▸ Exercise aim
Check each line of the listing for the string "this", count the lines that have it, and answer with that number only.

▸ Information supplied

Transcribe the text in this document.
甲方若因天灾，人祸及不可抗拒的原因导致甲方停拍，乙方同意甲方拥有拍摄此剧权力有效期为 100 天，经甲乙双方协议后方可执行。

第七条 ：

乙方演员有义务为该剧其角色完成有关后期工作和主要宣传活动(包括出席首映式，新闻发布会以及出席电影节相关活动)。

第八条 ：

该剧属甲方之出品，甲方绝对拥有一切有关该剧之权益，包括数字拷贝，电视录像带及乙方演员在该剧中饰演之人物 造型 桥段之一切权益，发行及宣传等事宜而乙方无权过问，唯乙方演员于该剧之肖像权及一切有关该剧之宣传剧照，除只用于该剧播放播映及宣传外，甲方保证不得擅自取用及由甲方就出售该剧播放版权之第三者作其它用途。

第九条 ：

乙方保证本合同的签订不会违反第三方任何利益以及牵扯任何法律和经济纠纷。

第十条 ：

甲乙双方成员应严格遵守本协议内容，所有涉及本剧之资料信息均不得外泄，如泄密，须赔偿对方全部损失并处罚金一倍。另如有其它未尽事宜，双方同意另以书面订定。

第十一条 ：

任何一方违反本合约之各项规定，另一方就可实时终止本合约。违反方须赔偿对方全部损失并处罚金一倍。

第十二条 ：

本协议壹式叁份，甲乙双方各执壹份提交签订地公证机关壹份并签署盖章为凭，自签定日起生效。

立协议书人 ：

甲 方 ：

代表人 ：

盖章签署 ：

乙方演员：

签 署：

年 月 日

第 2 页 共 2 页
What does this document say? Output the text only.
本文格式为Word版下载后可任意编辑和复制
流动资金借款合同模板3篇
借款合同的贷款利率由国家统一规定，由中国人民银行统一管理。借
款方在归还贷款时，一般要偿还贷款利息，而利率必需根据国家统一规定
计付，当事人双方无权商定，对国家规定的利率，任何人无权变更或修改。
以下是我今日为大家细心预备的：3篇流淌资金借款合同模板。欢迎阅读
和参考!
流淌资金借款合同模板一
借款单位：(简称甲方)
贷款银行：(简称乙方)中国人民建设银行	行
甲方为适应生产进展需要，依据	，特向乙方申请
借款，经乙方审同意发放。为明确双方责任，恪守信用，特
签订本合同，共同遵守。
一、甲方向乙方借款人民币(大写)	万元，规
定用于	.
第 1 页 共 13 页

▸ Exercise output
2